===== Data entries

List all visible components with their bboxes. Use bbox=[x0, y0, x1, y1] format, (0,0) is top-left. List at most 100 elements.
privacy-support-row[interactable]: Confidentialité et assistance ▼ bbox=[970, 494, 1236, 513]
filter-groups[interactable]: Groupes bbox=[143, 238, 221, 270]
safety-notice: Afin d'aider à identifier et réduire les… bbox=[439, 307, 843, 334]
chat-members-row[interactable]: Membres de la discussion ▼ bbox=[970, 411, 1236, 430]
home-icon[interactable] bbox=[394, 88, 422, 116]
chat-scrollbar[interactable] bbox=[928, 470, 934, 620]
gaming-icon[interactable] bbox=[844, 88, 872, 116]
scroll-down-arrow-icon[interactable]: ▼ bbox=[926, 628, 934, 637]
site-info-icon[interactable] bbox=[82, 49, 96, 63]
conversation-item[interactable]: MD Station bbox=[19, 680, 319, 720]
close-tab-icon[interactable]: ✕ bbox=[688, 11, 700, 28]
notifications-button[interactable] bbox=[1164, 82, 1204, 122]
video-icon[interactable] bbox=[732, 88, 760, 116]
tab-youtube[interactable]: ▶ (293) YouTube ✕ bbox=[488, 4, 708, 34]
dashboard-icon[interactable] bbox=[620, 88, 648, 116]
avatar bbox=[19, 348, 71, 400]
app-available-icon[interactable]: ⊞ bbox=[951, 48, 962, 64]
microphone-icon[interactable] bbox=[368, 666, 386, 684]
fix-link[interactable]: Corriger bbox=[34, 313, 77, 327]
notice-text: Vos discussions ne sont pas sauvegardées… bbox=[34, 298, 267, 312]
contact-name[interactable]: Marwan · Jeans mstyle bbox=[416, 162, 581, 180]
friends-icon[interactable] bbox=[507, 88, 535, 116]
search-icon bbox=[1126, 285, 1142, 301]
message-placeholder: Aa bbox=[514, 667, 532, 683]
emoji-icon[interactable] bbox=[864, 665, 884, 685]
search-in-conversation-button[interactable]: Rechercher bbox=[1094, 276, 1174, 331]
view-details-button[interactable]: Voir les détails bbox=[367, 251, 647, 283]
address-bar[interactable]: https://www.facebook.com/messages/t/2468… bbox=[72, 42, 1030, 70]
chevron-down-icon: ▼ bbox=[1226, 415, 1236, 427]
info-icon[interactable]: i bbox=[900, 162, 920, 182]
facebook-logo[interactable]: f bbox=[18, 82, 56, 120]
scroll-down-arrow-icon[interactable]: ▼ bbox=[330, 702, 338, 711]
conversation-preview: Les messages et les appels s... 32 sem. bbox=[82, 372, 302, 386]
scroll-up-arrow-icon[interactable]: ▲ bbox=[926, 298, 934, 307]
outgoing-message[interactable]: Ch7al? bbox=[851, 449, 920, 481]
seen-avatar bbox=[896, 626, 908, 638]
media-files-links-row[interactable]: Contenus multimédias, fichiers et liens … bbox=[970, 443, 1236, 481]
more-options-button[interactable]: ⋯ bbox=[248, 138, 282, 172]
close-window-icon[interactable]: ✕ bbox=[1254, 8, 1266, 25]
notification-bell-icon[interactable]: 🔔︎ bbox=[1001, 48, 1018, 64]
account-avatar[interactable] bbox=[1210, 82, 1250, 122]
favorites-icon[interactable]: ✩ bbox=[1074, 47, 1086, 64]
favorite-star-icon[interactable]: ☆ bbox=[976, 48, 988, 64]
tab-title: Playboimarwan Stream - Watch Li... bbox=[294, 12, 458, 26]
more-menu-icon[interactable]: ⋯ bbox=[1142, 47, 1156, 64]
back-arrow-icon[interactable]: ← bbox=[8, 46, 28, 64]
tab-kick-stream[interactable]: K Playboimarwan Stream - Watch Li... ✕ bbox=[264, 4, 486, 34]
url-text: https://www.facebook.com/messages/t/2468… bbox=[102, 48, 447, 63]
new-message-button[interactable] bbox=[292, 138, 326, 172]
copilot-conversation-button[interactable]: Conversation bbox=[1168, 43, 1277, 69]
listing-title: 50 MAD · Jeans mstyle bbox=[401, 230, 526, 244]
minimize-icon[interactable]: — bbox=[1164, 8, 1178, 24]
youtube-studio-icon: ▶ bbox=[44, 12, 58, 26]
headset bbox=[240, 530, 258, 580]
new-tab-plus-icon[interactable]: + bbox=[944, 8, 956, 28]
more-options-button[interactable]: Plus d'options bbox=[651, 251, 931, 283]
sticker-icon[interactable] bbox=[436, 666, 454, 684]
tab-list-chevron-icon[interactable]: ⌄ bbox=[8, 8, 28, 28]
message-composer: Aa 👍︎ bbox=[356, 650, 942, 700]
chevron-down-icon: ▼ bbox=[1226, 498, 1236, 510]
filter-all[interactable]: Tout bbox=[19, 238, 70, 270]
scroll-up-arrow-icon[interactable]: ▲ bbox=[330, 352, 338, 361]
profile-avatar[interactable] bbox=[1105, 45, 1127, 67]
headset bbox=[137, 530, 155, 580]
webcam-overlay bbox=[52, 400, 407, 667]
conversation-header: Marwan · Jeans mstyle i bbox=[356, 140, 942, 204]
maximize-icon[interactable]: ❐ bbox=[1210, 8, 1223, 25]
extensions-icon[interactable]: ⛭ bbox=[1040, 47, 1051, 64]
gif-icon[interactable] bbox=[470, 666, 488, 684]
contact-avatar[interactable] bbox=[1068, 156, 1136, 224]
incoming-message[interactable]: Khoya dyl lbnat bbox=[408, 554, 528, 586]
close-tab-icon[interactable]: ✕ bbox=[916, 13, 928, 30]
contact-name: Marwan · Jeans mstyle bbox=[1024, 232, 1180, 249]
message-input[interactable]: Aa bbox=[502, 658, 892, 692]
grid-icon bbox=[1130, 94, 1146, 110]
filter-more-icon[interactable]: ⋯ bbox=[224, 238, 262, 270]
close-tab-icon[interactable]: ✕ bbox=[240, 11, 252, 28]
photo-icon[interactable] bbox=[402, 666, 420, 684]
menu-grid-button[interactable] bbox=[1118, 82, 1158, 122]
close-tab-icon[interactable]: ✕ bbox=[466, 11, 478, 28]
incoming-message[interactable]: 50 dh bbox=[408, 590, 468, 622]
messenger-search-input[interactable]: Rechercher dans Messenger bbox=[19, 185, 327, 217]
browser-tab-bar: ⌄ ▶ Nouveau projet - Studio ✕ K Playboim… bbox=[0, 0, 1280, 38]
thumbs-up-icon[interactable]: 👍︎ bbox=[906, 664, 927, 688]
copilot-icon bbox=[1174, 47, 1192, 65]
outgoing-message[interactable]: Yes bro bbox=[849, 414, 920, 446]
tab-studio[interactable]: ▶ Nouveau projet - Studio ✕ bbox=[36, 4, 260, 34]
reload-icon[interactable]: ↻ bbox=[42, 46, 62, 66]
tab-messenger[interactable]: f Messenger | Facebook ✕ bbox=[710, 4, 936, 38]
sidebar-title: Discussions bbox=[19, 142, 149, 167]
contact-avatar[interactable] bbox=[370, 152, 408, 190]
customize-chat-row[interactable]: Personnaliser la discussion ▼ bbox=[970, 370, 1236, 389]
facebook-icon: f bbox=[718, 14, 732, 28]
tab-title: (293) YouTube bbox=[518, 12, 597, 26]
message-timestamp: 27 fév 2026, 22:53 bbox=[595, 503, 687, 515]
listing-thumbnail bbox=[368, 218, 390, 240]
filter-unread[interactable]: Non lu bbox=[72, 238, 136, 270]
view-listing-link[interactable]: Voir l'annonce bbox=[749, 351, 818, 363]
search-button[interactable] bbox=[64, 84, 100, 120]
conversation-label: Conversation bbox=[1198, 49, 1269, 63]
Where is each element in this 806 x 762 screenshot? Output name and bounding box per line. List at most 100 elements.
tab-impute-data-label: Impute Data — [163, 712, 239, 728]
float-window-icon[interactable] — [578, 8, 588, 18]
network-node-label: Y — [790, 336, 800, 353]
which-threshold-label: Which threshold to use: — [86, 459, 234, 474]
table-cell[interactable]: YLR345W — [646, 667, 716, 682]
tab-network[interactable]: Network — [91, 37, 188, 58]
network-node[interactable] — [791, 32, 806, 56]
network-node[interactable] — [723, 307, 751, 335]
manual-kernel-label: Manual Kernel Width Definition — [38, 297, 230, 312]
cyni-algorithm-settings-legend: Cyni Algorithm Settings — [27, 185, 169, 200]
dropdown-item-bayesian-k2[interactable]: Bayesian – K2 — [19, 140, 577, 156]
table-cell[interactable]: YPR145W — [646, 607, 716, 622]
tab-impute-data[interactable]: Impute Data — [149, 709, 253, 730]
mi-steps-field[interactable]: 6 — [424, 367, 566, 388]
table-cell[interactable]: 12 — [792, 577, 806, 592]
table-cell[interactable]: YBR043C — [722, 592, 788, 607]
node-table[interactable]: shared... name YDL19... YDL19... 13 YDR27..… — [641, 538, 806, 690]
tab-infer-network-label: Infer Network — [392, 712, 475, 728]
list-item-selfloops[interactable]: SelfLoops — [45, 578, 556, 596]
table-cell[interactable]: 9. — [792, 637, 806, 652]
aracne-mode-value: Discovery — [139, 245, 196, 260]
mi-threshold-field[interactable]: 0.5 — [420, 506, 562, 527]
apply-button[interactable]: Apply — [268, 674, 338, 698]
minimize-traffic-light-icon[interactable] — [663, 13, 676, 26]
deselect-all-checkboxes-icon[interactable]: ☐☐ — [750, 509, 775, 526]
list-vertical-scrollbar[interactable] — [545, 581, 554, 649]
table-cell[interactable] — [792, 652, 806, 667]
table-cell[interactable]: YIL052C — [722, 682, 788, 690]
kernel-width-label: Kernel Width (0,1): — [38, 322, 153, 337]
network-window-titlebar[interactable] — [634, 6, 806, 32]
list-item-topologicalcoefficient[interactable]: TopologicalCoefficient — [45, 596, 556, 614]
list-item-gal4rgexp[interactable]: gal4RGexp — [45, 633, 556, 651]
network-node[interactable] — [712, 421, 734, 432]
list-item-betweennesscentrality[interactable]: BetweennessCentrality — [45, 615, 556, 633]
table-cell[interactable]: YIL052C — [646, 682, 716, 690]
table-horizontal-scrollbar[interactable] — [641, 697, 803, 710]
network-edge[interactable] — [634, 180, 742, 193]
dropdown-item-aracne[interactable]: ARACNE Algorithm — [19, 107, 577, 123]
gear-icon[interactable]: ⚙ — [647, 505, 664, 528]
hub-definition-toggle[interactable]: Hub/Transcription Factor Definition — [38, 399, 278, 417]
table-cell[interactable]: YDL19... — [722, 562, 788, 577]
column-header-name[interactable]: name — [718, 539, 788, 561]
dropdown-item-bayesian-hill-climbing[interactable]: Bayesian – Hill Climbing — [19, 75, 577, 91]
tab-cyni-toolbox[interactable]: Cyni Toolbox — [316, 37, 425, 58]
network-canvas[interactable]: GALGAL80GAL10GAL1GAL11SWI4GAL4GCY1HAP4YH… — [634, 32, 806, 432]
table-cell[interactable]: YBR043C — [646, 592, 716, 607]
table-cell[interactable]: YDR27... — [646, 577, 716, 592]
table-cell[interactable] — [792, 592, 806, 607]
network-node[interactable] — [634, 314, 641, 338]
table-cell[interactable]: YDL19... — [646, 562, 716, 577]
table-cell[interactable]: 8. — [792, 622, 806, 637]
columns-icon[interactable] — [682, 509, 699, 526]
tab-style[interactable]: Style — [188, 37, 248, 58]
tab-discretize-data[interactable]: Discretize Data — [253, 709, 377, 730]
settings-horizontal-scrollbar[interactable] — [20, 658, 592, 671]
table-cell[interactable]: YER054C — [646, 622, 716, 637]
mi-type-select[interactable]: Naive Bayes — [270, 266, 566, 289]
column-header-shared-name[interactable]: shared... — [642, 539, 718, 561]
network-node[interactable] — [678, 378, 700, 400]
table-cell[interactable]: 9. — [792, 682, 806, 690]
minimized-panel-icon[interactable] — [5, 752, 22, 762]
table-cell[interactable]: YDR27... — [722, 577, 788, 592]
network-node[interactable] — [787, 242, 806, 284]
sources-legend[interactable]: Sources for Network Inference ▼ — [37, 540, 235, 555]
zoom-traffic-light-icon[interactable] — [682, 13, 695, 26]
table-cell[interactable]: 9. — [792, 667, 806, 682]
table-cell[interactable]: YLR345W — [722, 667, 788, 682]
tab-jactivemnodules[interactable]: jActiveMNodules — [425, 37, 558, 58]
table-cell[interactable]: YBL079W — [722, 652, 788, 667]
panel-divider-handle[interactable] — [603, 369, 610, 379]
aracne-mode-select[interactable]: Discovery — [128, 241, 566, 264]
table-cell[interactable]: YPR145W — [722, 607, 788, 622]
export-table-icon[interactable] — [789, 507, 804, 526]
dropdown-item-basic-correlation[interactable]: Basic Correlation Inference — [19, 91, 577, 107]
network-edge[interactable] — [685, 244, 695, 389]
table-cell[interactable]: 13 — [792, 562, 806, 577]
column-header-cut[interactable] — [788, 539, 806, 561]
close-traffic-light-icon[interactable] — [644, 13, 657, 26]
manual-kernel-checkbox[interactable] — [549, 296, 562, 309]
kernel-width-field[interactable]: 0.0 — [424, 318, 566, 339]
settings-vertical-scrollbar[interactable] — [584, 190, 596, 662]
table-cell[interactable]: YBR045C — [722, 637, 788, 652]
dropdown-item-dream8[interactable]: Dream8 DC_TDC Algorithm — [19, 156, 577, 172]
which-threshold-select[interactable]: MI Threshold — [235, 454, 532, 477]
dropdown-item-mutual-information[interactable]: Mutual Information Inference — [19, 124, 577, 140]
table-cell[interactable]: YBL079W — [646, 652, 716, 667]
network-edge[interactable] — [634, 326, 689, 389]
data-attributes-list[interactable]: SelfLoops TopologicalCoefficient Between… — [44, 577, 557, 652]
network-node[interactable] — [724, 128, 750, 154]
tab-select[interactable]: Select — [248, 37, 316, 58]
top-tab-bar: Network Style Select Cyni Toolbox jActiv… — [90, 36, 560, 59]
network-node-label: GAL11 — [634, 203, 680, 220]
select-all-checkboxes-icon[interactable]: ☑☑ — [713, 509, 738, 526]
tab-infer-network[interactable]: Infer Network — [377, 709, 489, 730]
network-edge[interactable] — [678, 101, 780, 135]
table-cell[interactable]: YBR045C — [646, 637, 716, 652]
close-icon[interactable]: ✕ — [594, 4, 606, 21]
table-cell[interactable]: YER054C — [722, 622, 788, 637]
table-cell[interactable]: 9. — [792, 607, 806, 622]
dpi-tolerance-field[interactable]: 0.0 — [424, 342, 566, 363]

==========

**Task instructions:**
Write out the data word for word, starting at the first line and ending at the line that contains "fix-link[interactable]: Corriger bbox=[34, 313, 77, 327]".

**Task answer:**
List all visible components with their bboxes. Use bbox=[x0, y0, x1, y1] format, (0,0) is top-left. List at most 100 elements.
privacy-support-row[interactable]: Confidentialité et assistance ▼ bbox=[970, 494, 1236, 513]
filter-groups[interactable]: Groupes bbox=[143, 238, 221, 270]
safety-notice: Afin d'aider à identifier et réduire les… bbox=[439, 307, 843, 334]
chat-members-row[interactable]: Membres de la discussion ▼ bbox=[970, 411, 1236, 430]
home-icon[interactable] bbox=[394, 88, 422, 116]
chat-scrollbar[interactable] bbox=[928, 470, 934, 620]
gaming-icon[interactable] bbox=[844, 88, 872, 116]
scroll-down-arrow-icon[interactable]: ▼ bbox=[926, 628, 934, 637]
site-info-icon[interactable] bbox=[82, 49, 96, 63]
conversation-item[interactable]: MD Station bbox=[19, 680, 319, 720]
close-tab-icon[interactable]: ✕ bbox=[688, 11, 700, 28]
notifications-button[interactable] bbox=[1164, 82, 1204, 122]
video-icon[interactable] bbox=[732, 88, 760, 116]
tab-youtube[interactable]: ▶ (293) YouTube ✕ bbox=[488, 4, 708, 34]
dashboard-icon[interactable] bbox=[620, 88, 648, 116]
avatar bbox=[19, 348, 71, 400]
app-available-icon[interactable]: ⊞ bbox=[951, 48, 962, 64]
microphone-icon[interactable] bbox=[368, 666, 386, 684]
fix-link[interactable]: Corriger bbox=[34, 313, 77, 327]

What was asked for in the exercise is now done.